Saved data entries
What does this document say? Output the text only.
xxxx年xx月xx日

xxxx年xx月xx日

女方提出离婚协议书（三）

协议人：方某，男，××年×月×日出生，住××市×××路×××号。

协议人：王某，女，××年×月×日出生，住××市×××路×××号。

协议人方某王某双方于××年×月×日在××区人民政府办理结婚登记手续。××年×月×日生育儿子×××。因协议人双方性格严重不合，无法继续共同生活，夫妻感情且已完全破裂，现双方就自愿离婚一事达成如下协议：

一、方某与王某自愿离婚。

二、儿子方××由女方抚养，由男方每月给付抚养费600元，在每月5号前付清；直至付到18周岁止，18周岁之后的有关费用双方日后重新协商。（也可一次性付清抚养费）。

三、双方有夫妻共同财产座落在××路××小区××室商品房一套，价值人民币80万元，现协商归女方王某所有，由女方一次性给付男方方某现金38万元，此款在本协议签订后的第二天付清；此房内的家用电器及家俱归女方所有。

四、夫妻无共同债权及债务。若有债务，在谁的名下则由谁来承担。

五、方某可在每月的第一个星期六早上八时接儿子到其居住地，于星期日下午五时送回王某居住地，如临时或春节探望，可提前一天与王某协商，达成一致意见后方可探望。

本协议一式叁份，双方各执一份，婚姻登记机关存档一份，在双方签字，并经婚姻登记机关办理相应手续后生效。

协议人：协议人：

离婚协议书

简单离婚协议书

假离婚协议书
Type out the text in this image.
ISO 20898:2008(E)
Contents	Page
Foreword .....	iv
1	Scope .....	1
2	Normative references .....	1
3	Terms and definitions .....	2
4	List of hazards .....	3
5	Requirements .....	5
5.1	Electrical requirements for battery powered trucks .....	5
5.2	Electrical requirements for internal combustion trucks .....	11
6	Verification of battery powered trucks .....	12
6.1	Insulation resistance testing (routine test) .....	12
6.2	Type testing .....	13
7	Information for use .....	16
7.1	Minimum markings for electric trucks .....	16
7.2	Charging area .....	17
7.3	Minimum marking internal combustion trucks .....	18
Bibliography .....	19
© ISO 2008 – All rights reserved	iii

■ What to work on
Extract every line from the records above that contains the word "combustion".

■ Written answer
5.2	Electrical requirements for internal combustion trucks .....	11
7.3	Minimum marking internal combustion trucks .....	18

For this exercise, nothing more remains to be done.